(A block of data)
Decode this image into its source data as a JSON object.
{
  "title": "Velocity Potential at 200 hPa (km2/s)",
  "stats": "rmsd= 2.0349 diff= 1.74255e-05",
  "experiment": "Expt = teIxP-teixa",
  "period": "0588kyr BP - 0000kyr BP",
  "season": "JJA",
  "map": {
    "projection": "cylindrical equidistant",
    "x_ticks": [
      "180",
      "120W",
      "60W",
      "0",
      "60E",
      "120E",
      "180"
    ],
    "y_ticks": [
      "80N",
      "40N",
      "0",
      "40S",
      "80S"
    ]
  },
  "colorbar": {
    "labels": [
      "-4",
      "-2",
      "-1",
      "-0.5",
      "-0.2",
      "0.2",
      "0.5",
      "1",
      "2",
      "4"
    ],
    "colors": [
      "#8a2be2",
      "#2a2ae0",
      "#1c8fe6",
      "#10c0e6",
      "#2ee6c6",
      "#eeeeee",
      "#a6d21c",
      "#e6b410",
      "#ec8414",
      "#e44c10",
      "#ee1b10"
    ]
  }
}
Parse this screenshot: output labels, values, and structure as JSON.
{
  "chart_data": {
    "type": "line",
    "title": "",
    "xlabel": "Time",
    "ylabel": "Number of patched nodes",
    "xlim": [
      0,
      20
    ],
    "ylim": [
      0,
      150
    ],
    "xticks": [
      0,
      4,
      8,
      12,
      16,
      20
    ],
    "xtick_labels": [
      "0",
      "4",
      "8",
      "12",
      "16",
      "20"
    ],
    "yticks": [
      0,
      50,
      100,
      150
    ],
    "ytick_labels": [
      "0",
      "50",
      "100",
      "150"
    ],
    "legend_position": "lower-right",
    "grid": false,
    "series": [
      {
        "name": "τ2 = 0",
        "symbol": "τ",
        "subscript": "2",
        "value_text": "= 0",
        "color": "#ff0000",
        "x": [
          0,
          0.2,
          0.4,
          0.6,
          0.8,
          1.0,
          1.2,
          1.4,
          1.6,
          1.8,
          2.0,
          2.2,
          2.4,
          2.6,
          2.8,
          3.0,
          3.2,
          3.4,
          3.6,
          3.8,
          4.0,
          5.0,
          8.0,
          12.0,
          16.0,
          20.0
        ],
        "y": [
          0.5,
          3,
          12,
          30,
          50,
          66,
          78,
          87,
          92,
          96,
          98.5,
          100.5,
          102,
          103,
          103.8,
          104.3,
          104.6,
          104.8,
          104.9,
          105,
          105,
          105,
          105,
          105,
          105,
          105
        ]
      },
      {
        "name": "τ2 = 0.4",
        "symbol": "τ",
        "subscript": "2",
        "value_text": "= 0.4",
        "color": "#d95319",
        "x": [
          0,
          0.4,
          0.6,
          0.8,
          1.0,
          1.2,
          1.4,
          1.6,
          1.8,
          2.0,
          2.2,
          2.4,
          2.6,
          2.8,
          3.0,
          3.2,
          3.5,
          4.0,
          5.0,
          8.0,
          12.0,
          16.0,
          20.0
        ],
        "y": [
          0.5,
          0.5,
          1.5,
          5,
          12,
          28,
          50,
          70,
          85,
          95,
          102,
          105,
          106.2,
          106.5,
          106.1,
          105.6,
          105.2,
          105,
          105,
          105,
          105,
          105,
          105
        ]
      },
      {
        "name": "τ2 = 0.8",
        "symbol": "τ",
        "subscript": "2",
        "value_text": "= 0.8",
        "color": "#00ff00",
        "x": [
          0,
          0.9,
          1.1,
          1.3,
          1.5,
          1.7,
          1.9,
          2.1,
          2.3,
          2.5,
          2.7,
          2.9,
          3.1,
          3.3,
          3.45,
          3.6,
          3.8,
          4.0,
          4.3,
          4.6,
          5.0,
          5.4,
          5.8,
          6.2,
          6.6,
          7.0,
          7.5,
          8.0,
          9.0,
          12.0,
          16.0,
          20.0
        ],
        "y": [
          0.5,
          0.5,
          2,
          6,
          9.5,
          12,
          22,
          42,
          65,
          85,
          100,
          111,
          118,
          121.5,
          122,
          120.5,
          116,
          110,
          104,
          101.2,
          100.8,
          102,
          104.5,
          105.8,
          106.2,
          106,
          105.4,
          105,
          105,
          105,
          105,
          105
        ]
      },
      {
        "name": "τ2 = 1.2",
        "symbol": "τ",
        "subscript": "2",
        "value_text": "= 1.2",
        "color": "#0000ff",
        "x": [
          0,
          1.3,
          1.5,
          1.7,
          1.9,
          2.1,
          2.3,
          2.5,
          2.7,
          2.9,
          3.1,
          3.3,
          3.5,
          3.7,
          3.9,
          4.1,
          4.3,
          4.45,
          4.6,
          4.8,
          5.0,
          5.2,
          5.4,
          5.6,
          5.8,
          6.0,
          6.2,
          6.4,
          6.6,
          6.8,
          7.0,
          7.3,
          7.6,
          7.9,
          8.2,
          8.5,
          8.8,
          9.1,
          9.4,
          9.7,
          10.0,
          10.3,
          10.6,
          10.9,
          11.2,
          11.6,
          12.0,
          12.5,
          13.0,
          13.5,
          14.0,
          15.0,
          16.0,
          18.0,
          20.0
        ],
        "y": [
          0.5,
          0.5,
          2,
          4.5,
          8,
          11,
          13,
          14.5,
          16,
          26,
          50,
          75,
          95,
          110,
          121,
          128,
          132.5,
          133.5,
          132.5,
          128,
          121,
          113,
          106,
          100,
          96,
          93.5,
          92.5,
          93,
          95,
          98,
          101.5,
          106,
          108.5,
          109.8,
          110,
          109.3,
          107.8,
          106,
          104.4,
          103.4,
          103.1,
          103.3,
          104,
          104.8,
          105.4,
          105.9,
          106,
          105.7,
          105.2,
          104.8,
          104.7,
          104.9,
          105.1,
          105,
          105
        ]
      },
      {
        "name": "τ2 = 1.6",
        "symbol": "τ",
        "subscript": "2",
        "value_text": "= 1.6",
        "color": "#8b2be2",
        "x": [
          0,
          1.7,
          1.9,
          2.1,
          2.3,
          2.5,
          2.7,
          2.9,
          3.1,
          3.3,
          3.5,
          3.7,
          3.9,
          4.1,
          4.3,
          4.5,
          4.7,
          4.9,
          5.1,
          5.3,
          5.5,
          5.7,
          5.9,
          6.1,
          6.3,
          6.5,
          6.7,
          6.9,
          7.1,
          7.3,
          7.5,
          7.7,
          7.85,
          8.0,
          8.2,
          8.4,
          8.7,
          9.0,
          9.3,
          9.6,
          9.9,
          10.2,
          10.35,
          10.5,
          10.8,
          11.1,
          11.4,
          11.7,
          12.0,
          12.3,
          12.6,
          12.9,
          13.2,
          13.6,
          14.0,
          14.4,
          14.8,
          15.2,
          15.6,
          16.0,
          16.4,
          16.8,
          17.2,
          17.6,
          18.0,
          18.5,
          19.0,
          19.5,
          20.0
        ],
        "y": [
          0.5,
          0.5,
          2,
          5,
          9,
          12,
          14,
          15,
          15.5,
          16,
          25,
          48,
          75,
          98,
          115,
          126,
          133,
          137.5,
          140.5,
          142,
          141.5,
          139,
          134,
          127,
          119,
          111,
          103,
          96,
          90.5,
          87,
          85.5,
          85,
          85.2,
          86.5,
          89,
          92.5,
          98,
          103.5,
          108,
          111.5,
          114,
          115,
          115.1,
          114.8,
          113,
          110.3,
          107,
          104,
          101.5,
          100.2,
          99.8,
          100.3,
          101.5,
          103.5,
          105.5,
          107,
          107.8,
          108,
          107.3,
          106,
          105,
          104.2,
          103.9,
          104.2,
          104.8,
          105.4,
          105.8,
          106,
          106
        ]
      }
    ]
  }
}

▸ Description of the task
Reply with nothing but the number of lines in the data above that contain "name".

▸ Exercise response
5